Pull every line with the word "Decrecimiento" out of the entries below.

Provided entries:
- - - -
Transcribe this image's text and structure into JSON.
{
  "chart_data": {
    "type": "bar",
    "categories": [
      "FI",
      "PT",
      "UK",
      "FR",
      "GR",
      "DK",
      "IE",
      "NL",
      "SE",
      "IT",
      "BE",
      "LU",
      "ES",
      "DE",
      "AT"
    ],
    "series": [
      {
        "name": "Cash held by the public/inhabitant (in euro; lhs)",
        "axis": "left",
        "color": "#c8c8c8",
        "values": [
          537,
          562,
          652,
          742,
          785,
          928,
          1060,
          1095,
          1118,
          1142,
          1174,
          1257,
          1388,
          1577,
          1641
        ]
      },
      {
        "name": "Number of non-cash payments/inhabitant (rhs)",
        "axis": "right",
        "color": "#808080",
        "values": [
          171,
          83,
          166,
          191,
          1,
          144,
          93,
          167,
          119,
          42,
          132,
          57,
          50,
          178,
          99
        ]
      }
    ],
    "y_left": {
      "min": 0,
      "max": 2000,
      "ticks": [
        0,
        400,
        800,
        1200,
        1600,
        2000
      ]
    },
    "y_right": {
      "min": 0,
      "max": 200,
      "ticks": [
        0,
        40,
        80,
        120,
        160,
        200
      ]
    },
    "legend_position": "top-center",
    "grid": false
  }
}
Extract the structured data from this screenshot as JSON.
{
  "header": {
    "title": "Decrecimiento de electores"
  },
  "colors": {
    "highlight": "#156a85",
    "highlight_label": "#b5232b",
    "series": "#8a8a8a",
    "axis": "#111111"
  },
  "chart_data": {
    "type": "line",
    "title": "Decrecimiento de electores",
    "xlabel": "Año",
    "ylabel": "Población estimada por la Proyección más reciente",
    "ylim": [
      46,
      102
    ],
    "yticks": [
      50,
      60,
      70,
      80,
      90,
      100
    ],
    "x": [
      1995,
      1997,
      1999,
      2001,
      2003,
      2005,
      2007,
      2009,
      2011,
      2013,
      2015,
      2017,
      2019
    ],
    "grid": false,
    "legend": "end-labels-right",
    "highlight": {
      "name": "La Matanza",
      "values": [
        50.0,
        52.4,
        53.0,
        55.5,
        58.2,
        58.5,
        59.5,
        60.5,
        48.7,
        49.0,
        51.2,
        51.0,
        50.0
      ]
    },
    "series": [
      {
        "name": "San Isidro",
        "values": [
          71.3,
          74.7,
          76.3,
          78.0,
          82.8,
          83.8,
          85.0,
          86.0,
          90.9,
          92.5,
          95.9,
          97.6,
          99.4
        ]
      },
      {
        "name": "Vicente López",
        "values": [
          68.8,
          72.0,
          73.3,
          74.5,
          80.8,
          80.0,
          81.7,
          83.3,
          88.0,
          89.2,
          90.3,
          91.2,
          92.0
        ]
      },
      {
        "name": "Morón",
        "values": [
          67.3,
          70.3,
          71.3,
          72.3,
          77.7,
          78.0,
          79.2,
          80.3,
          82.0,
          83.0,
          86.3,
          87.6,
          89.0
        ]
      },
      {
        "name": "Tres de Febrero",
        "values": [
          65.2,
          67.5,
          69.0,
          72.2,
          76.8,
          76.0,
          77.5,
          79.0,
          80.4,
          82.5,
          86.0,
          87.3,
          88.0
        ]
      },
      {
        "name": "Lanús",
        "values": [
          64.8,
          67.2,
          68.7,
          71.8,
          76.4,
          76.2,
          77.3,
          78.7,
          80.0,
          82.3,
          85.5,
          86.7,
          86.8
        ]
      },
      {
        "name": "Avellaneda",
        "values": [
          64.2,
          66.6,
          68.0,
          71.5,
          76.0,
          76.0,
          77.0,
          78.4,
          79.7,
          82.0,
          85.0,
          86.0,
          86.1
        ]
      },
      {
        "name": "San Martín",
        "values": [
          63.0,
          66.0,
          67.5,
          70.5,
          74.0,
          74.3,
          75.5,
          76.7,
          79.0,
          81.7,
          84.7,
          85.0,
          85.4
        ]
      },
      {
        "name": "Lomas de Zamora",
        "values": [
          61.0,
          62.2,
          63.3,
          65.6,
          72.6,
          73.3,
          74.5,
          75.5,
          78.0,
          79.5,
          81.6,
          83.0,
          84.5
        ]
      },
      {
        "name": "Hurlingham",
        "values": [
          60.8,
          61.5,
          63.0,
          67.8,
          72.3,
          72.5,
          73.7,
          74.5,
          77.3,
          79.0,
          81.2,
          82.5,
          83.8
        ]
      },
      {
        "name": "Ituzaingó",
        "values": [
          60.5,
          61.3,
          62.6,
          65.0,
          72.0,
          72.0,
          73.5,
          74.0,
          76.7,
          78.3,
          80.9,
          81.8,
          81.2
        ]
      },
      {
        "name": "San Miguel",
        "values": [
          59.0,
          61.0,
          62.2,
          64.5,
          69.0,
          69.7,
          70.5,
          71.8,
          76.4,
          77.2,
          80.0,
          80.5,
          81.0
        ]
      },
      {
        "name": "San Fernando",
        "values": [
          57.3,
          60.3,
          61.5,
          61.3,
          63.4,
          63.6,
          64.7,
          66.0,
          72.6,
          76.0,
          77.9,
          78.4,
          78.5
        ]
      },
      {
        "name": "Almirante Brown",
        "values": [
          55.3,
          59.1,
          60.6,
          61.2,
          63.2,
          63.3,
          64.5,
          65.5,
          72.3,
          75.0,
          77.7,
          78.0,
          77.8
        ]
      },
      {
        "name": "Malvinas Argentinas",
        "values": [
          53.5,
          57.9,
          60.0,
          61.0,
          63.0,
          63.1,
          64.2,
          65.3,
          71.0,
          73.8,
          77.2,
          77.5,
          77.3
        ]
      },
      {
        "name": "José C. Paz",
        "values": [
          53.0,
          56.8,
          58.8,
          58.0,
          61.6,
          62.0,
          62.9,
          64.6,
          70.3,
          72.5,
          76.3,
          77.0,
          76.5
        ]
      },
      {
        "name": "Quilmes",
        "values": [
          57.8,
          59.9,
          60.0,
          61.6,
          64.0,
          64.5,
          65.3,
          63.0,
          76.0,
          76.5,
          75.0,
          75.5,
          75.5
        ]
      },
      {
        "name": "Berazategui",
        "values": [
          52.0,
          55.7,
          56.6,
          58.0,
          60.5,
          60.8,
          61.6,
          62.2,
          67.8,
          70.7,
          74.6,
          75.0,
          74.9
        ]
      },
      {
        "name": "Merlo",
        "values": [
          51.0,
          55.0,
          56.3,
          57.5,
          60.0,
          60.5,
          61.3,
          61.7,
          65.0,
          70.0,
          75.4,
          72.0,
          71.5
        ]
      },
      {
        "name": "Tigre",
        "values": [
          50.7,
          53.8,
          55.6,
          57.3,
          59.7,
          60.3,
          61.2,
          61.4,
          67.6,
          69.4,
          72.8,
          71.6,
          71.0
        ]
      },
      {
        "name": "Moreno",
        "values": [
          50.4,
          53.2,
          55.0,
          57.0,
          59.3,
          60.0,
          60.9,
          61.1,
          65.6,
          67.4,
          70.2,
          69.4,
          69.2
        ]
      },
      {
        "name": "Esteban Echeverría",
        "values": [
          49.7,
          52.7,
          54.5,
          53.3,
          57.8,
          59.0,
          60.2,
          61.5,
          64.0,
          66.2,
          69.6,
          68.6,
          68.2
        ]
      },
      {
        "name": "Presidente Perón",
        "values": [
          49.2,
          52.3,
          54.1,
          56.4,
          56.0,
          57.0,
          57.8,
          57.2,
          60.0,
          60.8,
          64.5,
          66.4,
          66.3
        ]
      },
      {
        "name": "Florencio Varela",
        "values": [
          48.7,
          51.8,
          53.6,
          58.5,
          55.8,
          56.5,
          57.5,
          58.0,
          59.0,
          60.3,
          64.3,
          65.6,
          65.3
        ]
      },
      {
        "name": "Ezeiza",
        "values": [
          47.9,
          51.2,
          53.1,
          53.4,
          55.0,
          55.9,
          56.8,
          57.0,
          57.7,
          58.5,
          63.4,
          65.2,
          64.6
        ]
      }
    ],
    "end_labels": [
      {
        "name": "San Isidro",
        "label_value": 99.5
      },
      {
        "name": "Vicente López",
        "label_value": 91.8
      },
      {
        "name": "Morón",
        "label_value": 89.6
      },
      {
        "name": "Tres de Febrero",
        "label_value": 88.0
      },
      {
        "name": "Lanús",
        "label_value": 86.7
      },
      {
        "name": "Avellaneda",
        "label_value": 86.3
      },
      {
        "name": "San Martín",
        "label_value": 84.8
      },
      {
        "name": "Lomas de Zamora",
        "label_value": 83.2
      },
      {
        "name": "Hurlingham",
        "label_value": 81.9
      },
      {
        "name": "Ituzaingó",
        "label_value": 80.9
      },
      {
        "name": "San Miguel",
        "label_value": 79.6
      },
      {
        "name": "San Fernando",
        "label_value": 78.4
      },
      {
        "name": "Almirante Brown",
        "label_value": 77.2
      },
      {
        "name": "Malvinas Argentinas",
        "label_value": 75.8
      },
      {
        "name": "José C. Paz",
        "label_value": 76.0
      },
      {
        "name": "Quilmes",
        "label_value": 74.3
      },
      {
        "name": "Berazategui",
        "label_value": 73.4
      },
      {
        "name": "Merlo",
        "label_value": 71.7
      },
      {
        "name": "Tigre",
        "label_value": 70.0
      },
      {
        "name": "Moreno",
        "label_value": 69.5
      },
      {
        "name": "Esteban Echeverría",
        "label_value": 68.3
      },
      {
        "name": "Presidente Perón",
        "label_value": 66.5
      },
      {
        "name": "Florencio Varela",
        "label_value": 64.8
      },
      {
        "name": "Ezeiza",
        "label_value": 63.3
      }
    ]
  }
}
- - - -
Exercise answer:
    "title": "Decrecimiento de electores"
    "title": "Decrecimiento de electores",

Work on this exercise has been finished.